* Provided data:

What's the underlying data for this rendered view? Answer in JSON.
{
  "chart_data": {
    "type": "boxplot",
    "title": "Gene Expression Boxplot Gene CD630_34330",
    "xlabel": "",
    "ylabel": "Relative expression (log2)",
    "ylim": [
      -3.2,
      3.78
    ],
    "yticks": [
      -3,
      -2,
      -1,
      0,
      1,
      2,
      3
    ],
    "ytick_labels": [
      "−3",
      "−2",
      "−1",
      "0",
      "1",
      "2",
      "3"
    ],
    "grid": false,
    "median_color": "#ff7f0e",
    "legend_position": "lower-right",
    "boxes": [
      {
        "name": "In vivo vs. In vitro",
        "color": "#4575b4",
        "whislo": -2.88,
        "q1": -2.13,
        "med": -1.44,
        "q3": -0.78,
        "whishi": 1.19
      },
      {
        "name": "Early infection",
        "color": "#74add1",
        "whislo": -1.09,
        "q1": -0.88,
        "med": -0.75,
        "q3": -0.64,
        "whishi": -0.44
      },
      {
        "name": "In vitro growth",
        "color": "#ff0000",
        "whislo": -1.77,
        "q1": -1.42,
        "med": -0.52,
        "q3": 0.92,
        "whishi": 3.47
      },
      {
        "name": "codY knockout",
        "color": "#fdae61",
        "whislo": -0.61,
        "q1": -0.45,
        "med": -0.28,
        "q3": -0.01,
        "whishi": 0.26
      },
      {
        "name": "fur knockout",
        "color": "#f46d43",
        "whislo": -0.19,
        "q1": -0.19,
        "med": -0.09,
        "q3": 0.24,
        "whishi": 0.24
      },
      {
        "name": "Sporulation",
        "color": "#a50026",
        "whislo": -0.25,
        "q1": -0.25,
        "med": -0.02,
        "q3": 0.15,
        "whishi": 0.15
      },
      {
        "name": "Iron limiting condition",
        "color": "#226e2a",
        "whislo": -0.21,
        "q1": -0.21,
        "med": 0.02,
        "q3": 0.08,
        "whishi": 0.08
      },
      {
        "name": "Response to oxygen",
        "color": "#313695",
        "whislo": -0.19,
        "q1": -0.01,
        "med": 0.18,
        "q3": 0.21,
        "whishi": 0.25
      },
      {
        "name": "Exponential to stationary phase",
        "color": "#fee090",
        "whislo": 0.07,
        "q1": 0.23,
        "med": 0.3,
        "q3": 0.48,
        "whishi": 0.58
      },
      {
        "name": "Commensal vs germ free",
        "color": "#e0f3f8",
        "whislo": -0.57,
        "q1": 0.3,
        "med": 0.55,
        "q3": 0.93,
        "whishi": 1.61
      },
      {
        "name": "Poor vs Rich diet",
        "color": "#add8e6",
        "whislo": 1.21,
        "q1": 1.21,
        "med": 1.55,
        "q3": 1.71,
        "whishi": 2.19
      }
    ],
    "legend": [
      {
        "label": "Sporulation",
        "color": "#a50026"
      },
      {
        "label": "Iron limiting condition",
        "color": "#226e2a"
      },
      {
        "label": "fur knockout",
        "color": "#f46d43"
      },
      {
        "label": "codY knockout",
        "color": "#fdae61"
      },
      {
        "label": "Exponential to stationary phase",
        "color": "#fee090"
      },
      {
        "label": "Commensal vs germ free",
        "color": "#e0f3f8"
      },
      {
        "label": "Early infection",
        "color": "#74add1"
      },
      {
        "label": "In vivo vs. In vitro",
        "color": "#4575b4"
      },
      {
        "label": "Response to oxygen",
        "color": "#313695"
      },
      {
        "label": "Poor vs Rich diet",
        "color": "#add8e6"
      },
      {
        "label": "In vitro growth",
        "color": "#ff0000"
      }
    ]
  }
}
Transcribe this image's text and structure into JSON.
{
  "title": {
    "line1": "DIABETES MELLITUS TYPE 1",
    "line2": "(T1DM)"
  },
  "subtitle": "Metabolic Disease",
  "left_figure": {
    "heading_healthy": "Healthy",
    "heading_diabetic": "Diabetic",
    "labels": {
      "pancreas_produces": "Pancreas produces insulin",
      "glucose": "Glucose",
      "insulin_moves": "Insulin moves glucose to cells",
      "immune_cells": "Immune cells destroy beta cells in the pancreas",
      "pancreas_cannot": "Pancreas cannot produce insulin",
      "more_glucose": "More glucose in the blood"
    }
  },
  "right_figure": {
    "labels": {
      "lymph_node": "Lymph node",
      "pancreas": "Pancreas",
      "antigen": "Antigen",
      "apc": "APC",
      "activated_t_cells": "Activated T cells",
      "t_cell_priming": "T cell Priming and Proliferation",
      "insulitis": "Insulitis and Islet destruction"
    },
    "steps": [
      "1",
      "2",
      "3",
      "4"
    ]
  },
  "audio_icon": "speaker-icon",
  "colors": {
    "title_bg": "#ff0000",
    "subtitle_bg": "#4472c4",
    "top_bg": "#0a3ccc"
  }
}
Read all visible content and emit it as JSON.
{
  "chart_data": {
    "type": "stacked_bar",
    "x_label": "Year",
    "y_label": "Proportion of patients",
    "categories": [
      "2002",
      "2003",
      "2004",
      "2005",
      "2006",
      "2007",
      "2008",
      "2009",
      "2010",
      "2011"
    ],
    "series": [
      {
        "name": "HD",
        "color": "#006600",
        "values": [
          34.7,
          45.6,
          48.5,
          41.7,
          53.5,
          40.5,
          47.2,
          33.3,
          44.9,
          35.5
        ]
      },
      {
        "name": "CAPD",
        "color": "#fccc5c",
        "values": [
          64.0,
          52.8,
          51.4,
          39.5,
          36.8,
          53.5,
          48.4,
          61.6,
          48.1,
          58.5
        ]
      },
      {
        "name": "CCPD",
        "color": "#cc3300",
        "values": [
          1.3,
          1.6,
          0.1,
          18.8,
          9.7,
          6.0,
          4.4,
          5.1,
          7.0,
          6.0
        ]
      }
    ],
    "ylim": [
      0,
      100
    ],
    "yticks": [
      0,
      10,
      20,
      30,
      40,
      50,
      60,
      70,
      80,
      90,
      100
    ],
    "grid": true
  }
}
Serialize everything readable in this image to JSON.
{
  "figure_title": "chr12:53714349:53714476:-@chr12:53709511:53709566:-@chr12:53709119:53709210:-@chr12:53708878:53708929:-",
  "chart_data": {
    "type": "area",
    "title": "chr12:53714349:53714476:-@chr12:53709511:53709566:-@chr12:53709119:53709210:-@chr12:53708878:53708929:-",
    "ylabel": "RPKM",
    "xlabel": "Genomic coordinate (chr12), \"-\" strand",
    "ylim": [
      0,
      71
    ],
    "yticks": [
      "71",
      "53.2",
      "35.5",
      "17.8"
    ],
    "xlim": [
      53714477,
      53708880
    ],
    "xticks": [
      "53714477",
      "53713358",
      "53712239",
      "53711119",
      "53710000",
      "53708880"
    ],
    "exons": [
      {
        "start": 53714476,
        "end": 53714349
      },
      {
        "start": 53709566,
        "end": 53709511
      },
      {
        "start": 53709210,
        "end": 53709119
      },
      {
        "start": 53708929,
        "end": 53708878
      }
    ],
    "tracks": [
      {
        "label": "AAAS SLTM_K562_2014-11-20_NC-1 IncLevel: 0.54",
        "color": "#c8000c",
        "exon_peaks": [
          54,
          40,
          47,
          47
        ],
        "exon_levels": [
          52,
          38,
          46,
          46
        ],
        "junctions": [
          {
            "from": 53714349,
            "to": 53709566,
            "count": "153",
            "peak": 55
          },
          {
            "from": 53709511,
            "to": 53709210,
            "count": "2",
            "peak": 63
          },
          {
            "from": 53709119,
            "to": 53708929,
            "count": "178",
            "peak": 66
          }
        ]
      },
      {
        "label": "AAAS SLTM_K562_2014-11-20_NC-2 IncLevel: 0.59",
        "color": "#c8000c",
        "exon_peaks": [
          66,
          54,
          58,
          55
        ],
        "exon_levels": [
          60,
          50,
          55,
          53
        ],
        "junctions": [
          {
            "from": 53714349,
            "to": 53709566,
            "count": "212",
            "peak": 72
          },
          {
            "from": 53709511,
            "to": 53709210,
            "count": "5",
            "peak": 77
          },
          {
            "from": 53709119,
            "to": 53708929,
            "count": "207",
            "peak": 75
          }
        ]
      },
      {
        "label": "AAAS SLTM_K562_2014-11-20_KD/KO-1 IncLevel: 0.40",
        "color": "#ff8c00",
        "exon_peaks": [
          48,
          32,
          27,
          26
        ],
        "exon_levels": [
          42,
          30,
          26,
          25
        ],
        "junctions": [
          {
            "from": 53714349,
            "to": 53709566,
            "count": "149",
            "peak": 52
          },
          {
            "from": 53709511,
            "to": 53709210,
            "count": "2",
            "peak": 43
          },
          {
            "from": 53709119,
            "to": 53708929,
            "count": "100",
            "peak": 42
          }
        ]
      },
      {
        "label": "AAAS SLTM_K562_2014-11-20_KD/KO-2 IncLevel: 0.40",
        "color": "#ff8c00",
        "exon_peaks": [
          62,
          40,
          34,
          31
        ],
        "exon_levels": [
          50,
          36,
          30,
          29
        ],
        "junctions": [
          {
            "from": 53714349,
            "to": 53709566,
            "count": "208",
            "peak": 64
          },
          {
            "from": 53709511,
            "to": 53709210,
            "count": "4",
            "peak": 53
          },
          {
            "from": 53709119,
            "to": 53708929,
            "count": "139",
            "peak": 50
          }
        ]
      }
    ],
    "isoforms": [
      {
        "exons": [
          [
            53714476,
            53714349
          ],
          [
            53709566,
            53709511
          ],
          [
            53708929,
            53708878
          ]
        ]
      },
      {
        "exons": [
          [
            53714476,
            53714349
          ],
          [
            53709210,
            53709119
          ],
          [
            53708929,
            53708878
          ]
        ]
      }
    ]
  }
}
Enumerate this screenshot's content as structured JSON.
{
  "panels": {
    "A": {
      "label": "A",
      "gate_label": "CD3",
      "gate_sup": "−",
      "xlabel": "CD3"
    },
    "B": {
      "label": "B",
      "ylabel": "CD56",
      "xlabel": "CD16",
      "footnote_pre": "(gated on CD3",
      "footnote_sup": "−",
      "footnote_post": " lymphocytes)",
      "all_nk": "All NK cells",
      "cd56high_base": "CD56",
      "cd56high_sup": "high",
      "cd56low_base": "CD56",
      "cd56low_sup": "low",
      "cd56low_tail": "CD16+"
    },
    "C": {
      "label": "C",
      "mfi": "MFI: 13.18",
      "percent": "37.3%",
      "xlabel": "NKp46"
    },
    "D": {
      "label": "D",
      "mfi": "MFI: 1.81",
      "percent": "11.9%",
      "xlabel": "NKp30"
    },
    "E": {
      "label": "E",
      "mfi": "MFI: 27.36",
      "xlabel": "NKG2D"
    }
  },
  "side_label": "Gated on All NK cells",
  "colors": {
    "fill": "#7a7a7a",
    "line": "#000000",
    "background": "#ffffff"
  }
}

* How to complete this task: Each line from the one containing "Enumerate this screenshot's" through the last line of the material must be restated word for word, with no other text.

* Exercise output:
Enumerate this screenshot's content as structured JSON.
{
  "panels": {
    "A": {
      "label": "A",
      "gate_label": "CD3",
      "gate_sup": "−",
      "xlabel": "CD3"
    },
    "B": {
      "label": "B",
      "ylabel": "CD56",
      "xlabel": "CD16",
      "footnote_pre": "(gated on CD3",
      "footnote_sup": "−",
      "footnote_post": " lymphocytes)",
      "all_nk": "All NK cells",
      "cd56high_base": "CD56",
      "cd56high_sup": "high",
      "cd56low_base": "CD56",
      "cd56low_sup": "low",
      "cd56low_tail": "CD16+"
    },
    "C": {
      "label": "C",
      "mfi": "MFI: 13.18",
      "percent": "37.3%",
      "xlabel": "NKp46"
    },
    "D": {
      "label": "D",
      "mfi": "MFI: 1.81",
      "percent": "11.9%",
      "xlabel": "NKp30"
    },
    "E": {
      "label": "E",
      "mfi": "MFI: 27.36",
      "xlabel": "NKG2D"
    }
  },
  "side_label": "Gated on All NK cells",
  "colors": {
    "fill": "#7a7a7a",
    "line": "#000000",
    "background": "#ffffff"
  }
}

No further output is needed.